◆ **Task**
Your task is to transcribe the data in full.

◆ **Extracted information**

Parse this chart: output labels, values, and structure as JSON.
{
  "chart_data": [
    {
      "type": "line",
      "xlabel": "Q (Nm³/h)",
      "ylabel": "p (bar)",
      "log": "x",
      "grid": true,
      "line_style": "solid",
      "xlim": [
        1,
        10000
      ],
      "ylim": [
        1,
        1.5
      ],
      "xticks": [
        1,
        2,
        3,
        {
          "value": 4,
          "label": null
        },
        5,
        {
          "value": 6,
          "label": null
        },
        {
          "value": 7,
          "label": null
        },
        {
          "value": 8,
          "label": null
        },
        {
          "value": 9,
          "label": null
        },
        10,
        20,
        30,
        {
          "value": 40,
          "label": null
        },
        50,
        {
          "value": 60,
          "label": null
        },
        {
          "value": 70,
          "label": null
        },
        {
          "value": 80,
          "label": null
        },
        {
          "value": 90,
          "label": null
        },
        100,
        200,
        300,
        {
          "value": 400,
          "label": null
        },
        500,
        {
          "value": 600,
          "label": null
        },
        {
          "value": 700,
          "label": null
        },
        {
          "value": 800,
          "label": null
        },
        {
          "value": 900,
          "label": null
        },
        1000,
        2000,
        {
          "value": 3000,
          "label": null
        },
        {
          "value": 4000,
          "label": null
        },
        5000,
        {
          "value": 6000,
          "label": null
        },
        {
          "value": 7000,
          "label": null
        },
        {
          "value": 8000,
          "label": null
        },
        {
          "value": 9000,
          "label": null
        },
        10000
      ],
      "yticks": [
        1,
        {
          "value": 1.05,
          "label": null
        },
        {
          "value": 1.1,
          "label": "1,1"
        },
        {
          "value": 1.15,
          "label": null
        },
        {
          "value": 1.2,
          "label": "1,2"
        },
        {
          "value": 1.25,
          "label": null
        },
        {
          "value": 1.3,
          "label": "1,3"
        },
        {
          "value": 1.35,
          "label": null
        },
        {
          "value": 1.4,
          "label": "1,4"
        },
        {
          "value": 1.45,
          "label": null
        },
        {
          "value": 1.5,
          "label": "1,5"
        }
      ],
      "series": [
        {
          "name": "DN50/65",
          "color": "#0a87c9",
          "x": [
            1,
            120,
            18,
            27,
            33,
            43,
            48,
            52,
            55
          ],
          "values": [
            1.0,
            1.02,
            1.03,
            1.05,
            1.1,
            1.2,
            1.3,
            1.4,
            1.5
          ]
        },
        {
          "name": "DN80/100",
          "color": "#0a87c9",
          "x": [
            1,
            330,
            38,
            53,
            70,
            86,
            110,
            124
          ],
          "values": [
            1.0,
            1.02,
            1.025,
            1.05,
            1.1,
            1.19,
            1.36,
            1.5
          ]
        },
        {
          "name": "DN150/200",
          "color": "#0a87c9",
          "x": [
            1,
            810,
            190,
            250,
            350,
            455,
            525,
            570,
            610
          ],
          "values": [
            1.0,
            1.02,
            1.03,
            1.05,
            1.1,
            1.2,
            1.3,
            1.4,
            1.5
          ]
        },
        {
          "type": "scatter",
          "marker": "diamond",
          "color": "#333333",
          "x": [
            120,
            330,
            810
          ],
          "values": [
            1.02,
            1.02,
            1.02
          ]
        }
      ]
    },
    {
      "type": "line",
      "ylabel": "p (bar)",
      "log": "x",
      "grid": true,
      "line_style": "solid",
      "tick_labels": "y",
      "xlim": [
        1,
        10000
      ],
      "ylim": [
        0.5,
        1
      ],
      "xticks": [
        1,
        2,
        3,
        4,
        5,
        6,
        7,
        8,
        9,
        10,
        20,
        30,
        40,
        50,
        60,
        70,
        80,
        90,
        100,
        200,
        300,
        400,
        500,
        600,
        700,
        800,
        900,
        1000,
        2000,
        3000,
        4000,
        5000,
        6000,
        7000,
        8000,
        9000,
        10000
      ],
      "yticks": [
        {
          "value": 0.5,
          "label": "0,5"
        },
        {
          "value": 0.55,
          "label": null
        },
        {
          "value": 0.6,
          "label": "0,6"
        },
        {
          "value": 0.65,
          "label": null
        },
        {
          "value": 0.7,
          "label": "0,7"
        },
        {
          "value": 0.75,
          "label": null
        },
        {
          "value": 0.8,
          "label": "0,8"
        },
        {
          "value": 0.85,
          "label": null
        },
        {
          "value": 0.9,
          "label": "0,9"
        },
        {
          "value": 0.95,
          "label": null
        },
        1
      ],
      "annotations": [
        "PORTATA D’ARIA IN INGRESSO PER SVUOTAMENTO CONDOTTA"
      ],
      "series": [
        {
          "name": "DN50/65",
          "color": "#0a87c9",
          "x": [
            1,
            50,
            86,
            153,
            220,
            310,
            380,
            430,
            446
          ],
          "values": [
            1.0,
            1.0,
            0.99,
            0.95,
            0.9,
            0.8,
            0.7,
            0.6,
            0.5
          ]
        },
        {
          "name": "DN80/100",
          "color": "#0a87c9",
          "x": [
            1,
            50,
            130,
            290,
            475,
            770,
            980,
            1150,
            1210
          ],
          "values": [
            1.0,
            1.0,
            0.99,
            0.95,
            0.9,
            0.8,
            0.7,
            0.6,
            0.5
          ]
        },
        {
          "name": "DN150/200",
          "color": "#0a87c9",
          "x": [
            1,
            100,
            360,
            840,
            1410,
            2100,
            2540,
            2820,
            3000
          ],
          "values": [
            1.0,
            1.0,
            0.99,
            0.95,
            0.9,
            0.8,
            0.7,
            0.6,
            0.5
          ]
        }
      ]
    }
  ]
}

◆ **Reply to the task**
Parse this chart: output labels, values, and structure as JSON.
{
  "chart_data": [
    {
      "type": "line",
      "xlabel": "Q (Nm³/h)",
      "ylabel": "p (bar)",
      "log": "x",
      "grid": true,
      "line_style": "solid",
      "xlim": [
        1,
        10000
      ],
      "ylim": [
        1,
        1.5
      ],
      "xticks": [
        1,
        2,
        3,
        {
          "value": 4,
          "label": null
        },
        5,
        {
          "value": 6,
          "label": null
        },
        {
          "value": 7,
          "label": null
        },
        {
          "value": 8,
          "label": null
        },
        {
          "value": 9,
          "label": null
        },
        10,
        20,
        30,
        {
          "value": 40,
          "label": null
        },
        50,
        {
          "value": 60,
          "label": null
        },
        {
          "value": 70,
          "label": null
        },
        {
          "value": 80,
          "label": null
        },
        {
          "value": 90,
          "label": null
        },
        100,
        200,
        300,
        {
          "value": 400,
          "label": null
        },
        500,
        {
          "value": 600,
          "label": null
        },
        {
          "value": 700,
          "label": null
        },
        {
          "value": 800,
          "label": null
        },
        {
          "value": 900,
          "label": null
        },
        1000,
        2000,
        {
          "value": 3000,
          "label": null
        },
        {
          "value": 4000,
          "label": null
        },
        5000,
        {
          "value": 6000,
          "label": null
        },
        {
          "value": 7000,
          "label": null
        },
        {
          "value": 8000,
          "label": null
        },
        {
          "value": 9000,
          "label": null
        },
        10000
      ],
      "yticks": [
        1,
        {
          "value": 1.05,
          "label": null
        },
        {
          "value": 1.1,
          "label": "1,1"
        },
        {
          "value": 1.15,
          "label": null
        },
        {
          "value": 1.2,
          "label": "1,2"
        },
        {
          "value": 1.25,
          "label": null
        },
        {
          "value": 1.3,
          "label": "1,3"
        },
        {
          "value": 1.35,
          "label": null
        },
        {
          "value": 1.4,
          "label": "1,4"
        },
        {
          "value": 1.45,
          "label": null
        },
        {
          "value": 1.5,
          "label": "1,5"
        }
      ],
      "series": [
        {
          "name": "DN50/65",
          "color": "#0a87c9",
          "x": [
            1,
            120,
            18,
            27,
            33,
            43,
            48,
            52,
            55
          ],
          "values": [
            1.0,
            1.02,
            1.03,
            1.05,
            1.1,
            1.2,
            1.3,
            1.4,
            1.5
          ]
        },
        {
          "name": "DN80/100",
          "color": "#0a87c9",
          "x": [
            1,
            330,
            38,
            53,
            70,
            86,
            110,
            124
          ],
          "values": [
            1.0,
            1.02,
            1.025,
            1.05,
            1.1,
            1.19,
            1.36,
            1.5
          ]
        },
        {
          "name": "DN150/200",
          "color": "#0a87c9",
          "x": [
            1,
            810,
            190,
            250,
            350,
            455,
            525,
            570,
            610
          ],
          "values": [
            1.0,
            1.02,
            1.03,
            1.05,
            1.1,
            1.2,
            1.3,
            1.4,
            1.5
          ]
        },
        {
          "type": "scatter",
          "marker": "diamond",
          "color": "#333333",
          "x": [
            120,
            330,
            810
          ],
          "values": [
            1.02,
            1.02,
            1.02
          ]
        }
      ]
    },
    {
      "type": "line",
      "ylabel": "p (bar)",
      "log": "x",
      "grid": true,
      "line_style": "solid",
      "tick_labels": "y",
      "xlim": [
        1,
        10000
      ],
      "ylim": [
        0.5,
        1
      ],
      "xticks": [
        1,
        2,
        3,
        4,
        5,
        6,
        7,
        8,
        9,
        10,
        20,
        30,
        40,
        50,
        60,
        70,
        80,
        90,
        100,
        200,
        300,
        400,
        500,
        600,
        700,
        800,
        900,
        1000,
        2000,
        3000,
        4000,
        5000,
        6000,
        7000,
        8000,
        9000,
        10000
      ],
      "yticks": [
        {
          "value": 0.5,
          "label": "0,5"
        },
        {
          "value": 0.55,
          "label": null
        },
        {
          "value": 0.6,
          "label": "0,6"
        },
        {
          "value": 0.65,
          "label": null
        },
        {
          "value": 0.7,
          "label": "0,7"
        },
        {
          "value": 0.75,
          "label": null
        },
        {
          "value": 0.8,
          "label": "0,8"
        },
        {
          "value": 0.85,
          "label": null
        },
        {
          "value": 0.9,
          "label": "0,9"
        },
        {
          "value": 0.95,
          "label": null
        },
        1
      ],
      "annotations": [
        "PORTATA D’ARIA IN INGRESSO PER SVUOTAMENTO CONDOTTA"
      ],
      "series": [
        {
          "name": "DN50/65",
          "color": "#0a87c9",
          "x": [
            1,
            50,
            86,
            153,
            220,
            310,
            380,
            430,
            446
          ],
          "values": [
            1.0,
            1.0,
            0.99,
            0.95,
            0.9,
            0.8,
            0.7,
            0.6,
            0.5
          ]
        },
        {
          "name": "DN80/100",
          "color": "#0a87c9",
          "x": [
            1,
            50,
            130,
            290,
            475,
            770,
            980,
            1150,
            1210
          ],
          "values": [
            1.0,
            1.0,
            0.99,
            0.95,
            0.9,
            0.8,
            0.7,
            0.6,
            0.5
          ]
        },
        {
          "name": "DN150/200",
          "color": "#0a87c9",
          "x": [
            1,
            100,
            360,
            840,
            1410,
            2100,
            2540,
            2820,
            3000
          ],
          "values": [
            1.0,
            1.0,
            0.99,
            0.95,
            0.9,
            0.8,
            0.7,
            0.6,
            0.5
          ]
        }
      ]
    }
  ]
}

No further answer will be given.